> DATASET:

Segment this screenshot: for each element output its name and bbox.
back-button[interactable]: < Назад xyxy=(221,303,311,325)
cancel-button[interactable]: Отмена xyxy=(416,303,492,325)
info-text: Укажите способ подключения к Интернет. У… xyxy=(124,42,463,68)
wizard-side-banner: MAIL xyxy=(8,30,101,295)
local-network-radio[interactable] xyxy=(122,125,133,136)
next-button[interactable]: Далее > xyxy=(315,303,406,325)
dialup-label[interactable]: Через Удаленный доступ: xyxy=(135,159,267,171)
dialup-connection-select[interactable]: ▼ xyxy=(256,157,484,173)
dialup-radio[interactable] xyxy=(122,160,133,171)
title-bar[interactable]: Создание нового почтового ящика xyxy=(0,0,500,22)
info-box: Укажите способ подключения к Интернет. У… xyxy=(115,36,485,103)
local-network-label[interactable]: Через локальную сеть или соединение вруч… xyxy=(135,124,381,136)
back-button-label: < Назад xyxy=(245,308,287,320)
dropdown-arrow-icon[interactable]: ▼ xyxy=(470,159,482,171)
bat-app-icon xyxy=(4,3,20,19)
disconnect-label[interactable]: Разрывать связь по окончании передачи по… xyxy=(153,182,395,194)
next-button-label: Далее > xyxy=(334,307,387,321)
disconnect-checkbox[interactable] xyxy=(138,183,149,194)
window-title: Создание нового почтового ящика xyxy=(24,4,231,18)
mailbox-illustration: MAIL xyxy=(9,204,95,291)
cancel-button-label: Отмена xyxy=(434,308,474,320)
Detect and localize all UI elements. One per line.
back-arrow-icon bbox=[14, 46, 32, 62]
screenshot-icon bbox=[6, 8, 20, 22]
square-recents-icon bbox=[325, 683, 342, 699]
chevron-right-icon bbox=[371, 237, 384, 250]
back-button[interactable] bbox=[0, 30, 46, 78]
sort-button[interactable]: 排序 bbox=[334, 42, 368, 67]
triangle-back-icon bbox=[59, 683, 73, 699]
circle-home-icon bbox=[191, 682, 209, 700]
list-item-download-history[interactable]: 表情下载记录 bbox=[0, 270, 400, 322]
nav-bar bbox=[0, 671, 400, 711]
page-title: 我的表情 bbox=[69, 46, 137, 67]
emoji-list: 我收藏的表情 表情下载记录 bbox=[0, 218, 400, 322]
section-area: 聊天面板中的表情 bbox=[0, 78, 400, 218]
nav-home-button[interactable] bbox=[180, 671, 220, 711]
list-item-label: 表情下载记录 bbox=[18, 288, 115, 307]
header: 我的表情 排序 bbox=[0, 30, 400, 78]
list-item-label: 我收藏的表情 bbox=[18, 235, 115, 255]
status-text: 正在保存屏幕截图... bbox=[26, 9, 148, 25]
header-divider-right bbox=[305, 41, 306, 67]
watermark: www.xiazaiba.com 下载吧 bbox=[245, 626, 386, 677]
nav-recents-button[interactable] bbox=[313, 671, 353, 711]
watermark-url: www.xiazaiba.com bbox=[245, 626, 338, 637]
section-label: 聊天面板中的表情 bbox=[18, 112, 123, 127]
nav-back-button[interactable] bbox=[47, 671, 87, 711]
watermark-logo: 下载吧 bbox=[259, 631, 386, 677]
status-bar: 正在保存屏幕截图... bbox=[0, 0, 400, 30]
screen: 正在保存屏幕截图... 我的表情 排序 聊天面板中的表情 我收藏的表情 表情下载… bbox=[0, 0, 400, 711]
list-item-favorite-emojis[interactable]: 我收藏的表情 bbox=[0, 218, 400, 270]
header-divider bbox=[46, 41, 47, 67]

> EXERCISE TASK:
Print the items word for word, from the very first line down to the line containing "info-box: Укажите способ", including that line.

> WRITTEN RESPONSE:
Segment this screenshot: for each element output its name and bbox.
back-button[interactable]: < Назад xyxy=(221,303,311,325)
cancel-button[interactable]: Отмена xyxy=(416,303,492,325)
info-text: Укажите способ подключения к Интернет. У… xyxy=(124,42,463,68)
wizard-side-banner: MAIL xyxy=(8,30,101,295)
local-network-radio[interactable] xyxy=(122,125,133,136)
next-button[interactable]: Далее > xyxy=(315,303,406,325)
dialup-label[interactable]: Через Удаленный доступ: xyxy=(135,159,267,171)
dialup-connection-select[interactable]: ▼ xyxy=(256,157,484,173)
dialup-radio[interactable] xyxy=(122,160,133,171)
title-bar[interactable]: Создание нового почтового ящика xyxy=(0,0,500,22)
info-box: Укажите способ подключения к Интернет. У… xyxy=(115,36,485,103)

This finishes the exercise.